## Passage
□ □ □ □ □

# No WAN port can I set up wireless?



## blondie89 (Nov 12, 2016)

Quick question... anyone know if I can set up a wireless network through a dsl router using ethernet cables? It does not have a WAN port. Anyone know if this is possible?


----------



## GentleArrow (Aug 10, 2015)

dsl router has a builtin modem [assuming a combo unit] and has such has a builtin wan port.

But that is unimportant to setting up a wifi network. Does the router have wifi?


----------



## GentleArrow (Aug 10, 2015)

If your thought was to have a wifi network without internet that is entirely doable.


----------



## blondie89 (Nov 12, 2016)

right now I have my internet modem connected to my laptop using an ethernet cable. I have an internet router but it only has a dsl port and 4 ETH ports. Can I set up the router for wifi if there is no WAN port?


----------



## JimE (Apr 16, 2009)

Home network configuration is:

ISP > modem > router 

What is the brand / model of your hardware?

□ □ □ □ □

## Listed entries
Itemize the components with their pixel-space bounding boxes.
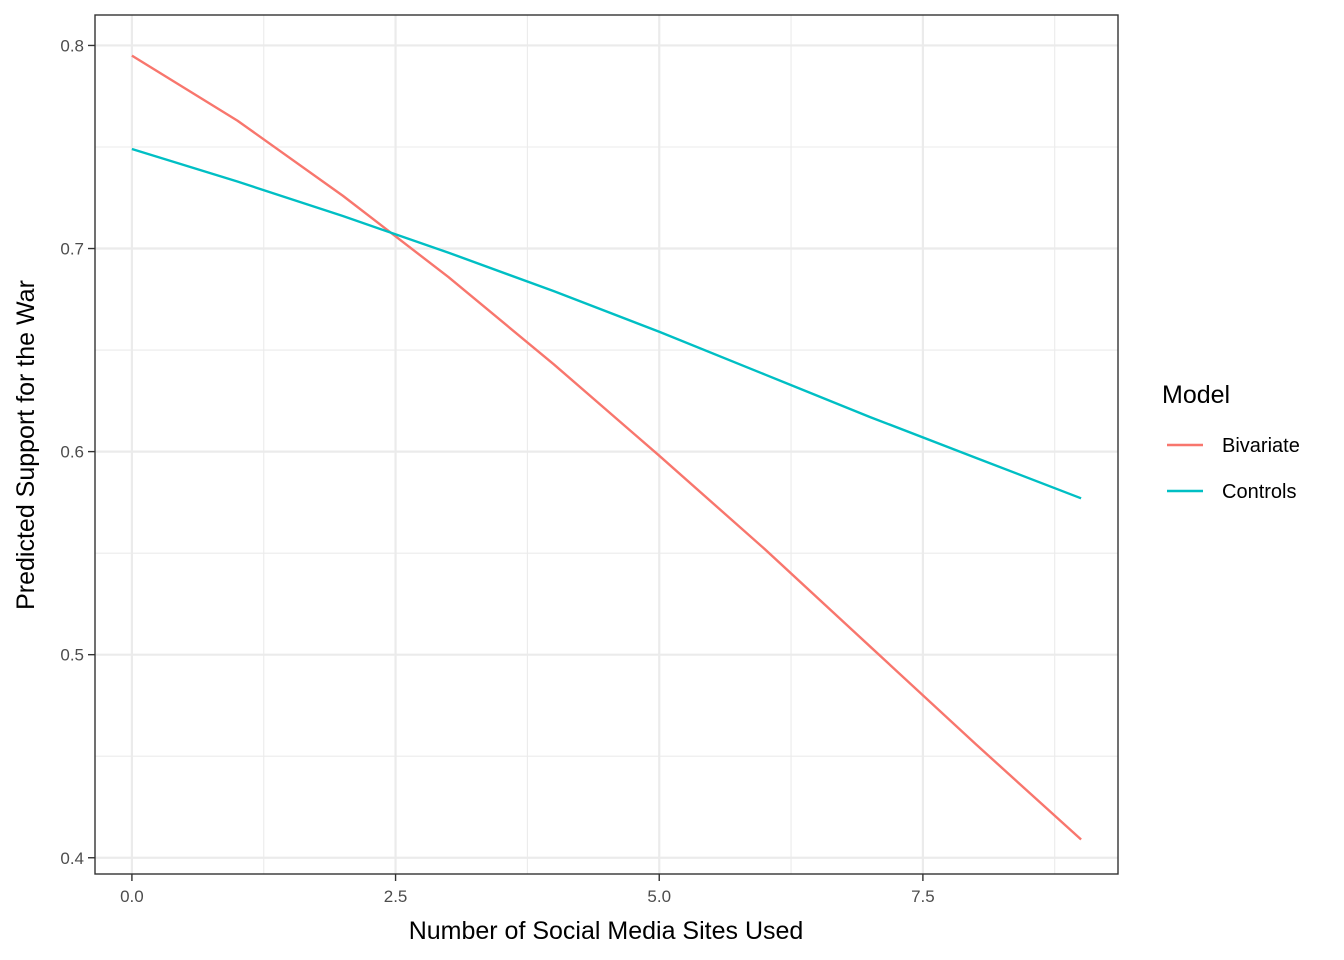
legend: Model Bivariate Controls [1162,381,1300,503]
x-tick-label: 0.0 [120,887,144,906]
series-line-bivariate [131,54,1082,841]
legend-items: Bivariate Controls [1167,435,1300,503]
legend-label-bivariate: Bivariate [1222,435,1300,457]
plot-panel-border [94,14,1119,875]
y-tick-label: 0.8 [60,36,84,55]
y-tick-label: 0.4 [60,849,84,868]
x-axis-title: Number of Social Media Sites Used [409,917,804,945]
series-line-controls [131,147,1082,500]
y-tick-label: 0.7 [60,240,84,259]
series-lines [131,54,1082,841]
legend-title: Model [1162,381,1230,409]
x-axis-ticks: 0.0 2.5 5.0 7.5 [120,874,935,906]
y-tick-label: 0.5 [60,646,84,665]
minor-gridlines [95,15,1118,874]
major-gridlines [95,15,1118,874]
y-axis-title: Predicted Support for the War [12,280,40,610]
y-tick-label: 0.6 [60,443,84,462]
legend-label-controls: Controls [1222,481,1296,503]
x-tick-label: 7.5 [911,887,935,906]
x-tick-label: 5.0 [647,887,671,906]
plot-panel-background [95,15,1118,874]
x-tick-label: 2.5 [384,887,408,906]
y-axis-ticks: 0.4 0.5 0.6 0.7 0.8 [60,36,95,868]
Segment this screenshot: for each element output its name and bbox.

□ □ □ □ □

## Task instructions
1 - Give back only the part of the listing that opens with the line containing "legend: Model Bivariate" and closes with the line containing "x-tick-label: 2.5 [384,887,408,906]", replacing "y-tick-label" with "vertical-tick-label" and leaving everything else unchanged.
2 - Write the next part of the forum thread about setting up wireless on a router with no WAN port.
The forum thread and the listing have nothing to do with each other.

## Answers to the tasks
1 -
legend: Model Bivariate Controls [1162,381,1300,503]
x-tick-label: 0.0 [120,887,144,906]
series-line-bivariate [131,54,1082,841]
legend-items: Bivariate Controls [1167,435,1300,503]
legend-label-bivariate: Bivariate [1222,435,1300,457]
plot-panel-border [94,14,1119,875]
vertical-tick-label: 0.8 [60,36,84,55]
vertical-tick-label: 0.4 [60,849,84,868]
x-axis-title: Number of Social Media Sites Used [409,917,804,945]
series-line-controls [131,147,1082,500]
vertical-tick-label: 0.7 [60,240,84,259]
series-lines [131,54,1082,841]
legend-title: Model [1162,381,1230,409]
x-axis-ticks: 0.0 2.5 5.0 7.5 [120,874,935,906]
vertical-tick-label: 0.5 [60,646,84,665]
minor-gridlines [95,15,1118,874]
major-gridlines [95,15,1118,874]
y-axis-title: Predicted Support for the War [12,280,40,610]
vertical-tick-label: 0.6 [60,443,84,462]
legend-label-controls: Controls [1222,481,1296,503]
x-tick-label: 7.5 [911,887,935,906]
x-tick-label: 5.0 [647,887,671,906]
plot-panel-background [95,15,1118,874]
x-tick-label: 2.5 [384,887,408,906]

2 -
As to your question, yes, you can setup wifi. But the devices will only see each other (ie: your internal network) and not the internet.


----------



## GentleArrow (Aug 10, 2015)

Yes you can set it up for wifi but only for one access/ip address.

You logon to the router and disable its dhcp server. You setup the wifi. You connect the modem to a lan port. You will need to change your ip address statically to gain access to the router after the setup since the dhcp server is disabled.

I highly suggest a non dsl router so you can do nat and have multiple devices connected to the router via wired and wifi.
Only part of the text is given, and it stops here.